BEGIN

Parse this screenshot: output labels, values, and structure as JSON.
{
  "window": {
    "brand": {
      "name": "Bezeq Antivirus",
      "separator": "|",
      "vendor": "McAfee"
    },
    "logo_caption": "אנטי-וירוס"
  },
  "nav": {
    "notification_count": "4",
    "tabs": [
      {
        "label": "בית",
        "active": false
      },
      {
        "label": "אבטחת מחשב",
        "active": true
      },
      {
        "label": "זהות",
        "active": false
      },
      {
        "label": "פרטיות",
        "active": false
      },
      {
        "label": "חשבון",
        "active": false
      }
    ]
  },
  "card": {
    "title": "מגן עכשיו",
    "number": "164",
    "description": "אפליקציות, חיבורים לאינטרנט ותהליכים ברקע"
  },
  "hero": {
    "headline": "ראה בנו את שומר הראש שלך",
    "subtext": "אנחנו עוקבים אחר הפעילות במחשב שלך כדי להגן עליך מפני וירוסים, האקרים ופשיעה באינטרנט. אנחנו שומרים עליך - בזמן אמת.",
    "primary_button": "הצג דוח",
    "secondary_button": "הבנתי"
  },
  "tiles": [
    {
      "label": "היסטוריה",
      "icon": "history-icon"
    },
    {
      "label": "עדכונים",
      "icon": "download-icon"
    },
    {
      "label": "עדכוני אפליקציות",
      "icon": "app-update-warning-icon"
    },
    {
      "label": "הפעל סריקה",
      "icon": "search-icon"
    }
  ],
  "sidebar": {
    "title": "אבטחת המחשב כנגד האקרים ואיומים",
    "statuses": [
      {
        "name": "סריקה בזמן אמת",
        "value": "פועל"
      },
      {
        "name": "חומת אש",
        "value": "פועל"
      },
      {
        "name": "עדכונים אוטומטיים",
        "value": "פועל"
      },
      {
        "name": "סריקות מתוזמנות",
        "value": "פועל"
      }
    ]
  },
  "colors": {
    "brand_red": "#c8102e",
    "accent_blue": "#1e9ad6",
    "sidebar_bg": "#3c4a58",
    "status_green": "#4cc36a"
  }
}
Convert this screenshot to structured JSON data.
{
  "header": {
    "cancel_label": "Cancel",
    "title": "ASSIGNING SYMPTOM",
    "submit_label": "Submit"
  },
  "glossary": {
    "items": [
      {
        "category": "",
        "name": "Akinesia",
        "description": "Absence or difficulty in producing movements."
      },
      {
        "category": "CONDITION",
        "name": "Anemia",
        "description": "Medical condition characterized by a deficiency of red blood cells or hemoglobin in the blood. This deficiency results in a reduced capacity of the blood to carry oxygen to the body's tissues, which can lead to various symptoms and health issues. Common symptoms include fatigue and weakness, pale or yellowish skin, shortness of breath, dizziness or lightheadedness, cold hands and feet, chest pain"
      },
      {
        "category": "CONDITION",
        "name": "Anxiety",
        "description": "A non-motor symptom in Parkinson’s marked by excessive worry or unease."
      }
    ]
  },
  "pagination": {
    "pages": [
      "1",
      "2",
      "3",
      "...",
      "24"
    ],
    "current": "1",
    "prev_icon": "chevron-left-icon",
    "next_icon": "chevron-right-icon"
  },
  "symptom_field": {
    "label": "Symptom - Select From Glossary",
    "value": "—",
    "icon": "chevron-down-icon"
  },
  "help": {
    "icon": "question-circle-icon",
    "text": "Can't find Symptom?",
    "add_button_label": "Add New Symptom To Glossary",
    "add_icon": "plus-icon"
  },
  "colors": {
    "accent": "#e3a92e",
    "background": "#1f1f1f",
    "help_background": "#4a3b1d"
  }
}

END

• [TASK ITEM]: Pick out the lines above containing the word "chevron", then copy them.

• [RESULT OF THIS EXERCISE]:
    "prev_icon": "chevron-left-icon",
    "next_icon": "chevron-right-icon"
    "icon": "chevron-down-icon"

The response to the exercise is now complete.